SUPPLIED MATERIAL ->
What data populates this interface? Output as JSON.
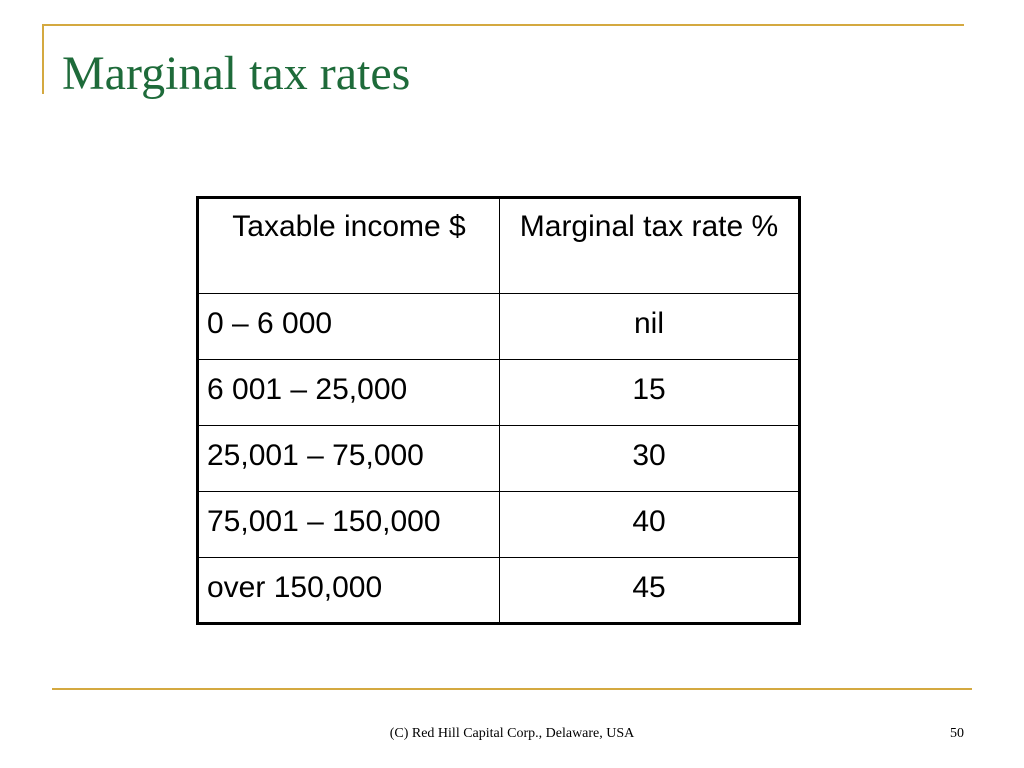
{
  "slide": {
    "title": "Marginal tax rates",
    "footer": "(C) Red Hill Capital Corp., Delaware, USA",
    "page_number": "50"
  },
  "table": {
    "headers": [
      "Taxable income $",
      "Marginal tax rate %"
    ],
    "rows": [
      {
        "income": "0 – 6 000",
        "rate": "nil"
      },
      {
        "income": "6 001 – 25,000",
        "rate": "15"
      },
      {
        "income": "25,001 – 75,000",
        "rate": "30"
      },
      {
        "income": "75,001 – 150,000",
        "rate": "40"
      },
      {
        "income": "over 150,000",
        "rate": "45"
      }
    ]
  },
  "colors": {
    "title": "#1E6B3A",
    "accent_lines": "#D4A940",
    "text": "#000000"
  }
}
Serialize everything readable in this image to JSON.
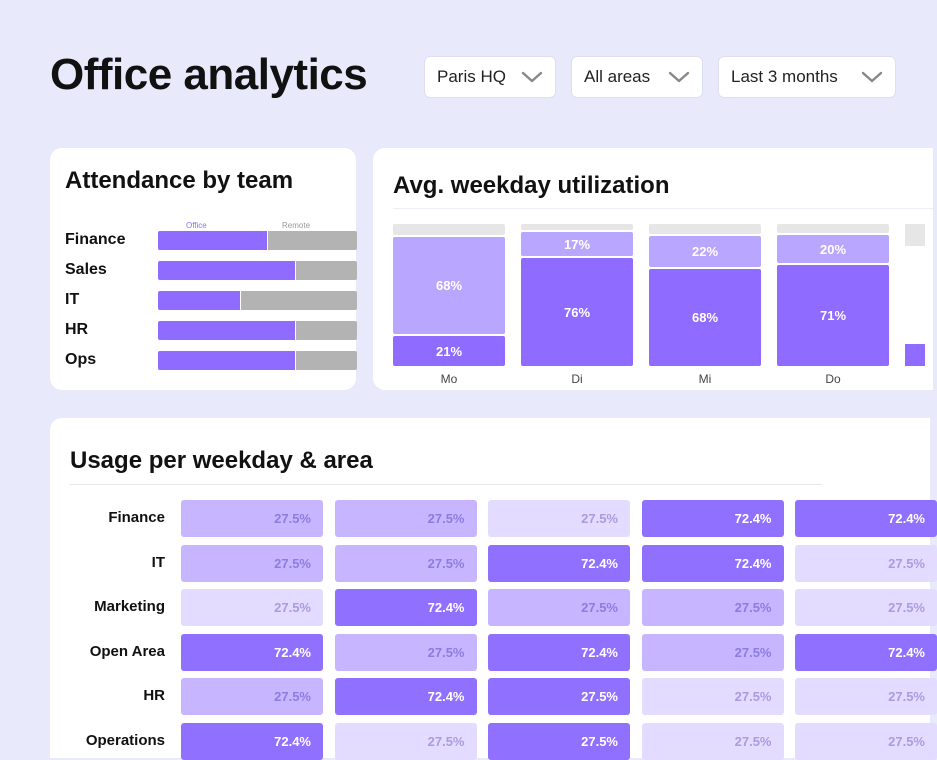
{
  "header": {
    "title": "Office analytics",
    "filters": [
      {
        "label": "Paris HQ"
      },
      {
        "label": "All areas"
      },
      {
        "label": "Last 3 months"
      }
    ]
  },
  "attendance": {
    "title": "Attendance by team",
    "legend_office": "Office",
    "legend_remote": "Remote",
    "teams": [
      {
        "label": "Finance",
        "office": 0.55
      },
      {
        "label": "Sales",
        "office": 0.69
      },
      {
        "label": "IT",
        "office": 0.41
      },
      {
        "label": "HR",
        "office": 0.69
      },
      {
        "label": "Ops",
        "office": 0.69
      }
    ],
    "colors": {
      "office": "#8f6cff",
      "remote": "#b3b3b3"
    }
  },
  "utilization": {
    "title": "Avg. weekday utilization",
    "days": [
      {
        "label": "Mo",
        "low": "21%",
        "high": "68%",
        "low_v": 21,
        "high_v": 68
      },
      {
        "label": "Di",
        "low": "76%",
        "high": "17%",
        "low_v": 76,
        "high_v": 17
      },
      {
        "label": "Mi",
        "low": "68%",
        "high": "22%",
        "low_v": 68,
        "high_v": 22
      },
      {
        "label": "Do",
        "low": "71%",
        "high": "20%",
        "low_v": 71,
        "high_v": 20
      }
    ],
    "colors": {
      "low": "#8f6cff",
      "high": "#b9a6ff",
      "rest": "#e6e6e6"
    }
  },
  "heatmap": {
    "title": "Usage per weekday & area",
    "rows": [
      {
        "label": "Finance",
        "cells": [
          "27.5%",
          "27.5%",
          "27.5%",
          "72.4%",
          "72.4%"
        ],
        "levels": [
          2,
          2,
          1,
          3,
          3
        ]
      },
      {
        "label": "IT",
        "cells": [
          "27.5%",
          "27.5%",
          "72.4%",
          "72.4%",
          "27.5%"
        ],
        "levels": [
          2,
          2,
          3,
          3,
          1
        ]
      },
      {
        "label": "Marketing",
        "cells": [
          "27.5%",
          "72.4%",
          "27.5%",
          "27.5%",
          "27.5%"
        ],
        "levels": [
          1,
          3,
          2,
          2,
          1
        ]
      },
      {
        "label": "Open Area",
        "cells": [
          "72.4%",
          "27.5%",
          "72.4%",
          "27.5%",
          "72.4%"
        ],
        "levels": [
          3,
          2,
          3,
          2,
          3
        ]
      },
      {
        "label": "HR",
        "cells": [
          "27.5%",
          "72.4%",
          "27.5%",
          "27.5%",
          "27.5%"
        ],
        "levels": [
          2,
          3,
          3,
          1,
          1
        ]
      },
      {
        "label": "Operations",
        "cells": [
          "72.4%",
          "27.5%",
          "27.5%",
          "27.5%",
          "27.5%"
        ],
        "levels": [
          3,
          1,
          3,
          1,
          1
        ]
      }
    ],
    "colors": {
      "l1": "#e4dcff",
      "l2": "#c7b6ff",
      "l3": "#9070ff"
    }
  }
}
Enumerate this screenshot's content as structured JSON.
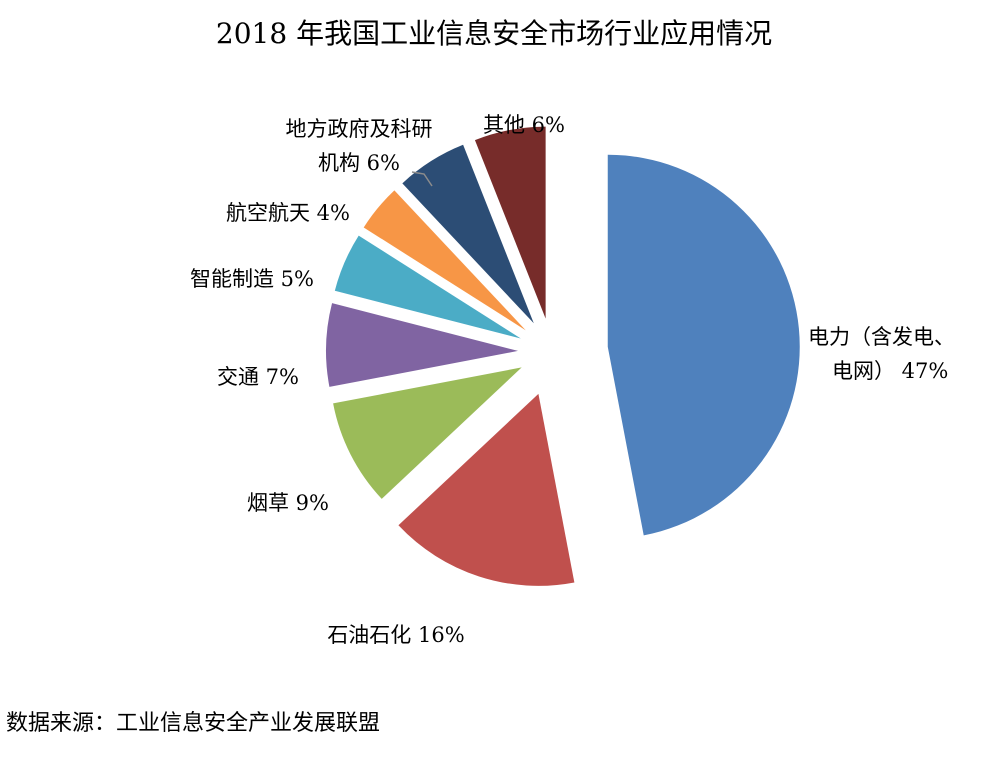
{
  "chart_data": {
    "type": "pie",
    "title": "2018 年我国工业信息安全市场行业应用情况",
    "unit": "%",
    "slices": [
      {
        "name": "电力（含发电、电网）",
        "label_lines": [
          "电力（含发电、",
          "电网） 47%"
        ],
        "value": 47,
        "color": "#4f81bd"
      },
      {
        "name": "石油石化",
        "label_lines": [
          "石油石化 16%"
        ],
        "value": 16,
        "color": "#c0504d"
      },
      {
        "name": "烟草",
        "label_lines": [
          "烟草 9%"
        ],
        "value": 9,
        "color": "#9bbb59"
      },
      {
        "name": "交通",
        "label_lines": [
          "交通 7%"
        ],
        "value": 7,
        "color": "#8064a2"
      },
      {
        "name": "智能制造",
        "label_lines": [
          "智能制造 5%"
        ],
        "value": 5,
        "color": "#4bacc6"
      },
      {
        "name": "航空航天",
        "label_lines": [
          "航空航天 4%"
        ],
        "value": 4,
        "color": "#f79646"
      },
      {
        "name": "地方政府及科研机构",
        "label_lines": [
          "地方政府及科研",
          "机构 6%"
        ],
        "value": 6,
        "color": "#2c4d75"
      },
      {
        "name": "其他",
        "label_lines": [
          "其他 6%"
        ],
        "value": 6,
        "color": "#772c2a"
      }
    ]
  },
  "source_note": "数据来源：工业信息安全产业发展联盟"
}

GIVEN REQUEST -> Review the preceding data and report every line that includes the string "title".

WRITTEN RESPONSE ->
    "title": "Marginal tax rates",
    "title": "#1E6B3A",
    "title": "Office analytics",
    "title": "Attendance by team",
    "title": "Avg. weekday utilization",
    "title": "Usage per weekday & area",
    "title": "2018 年我国工业信息安全市场行业应用情况",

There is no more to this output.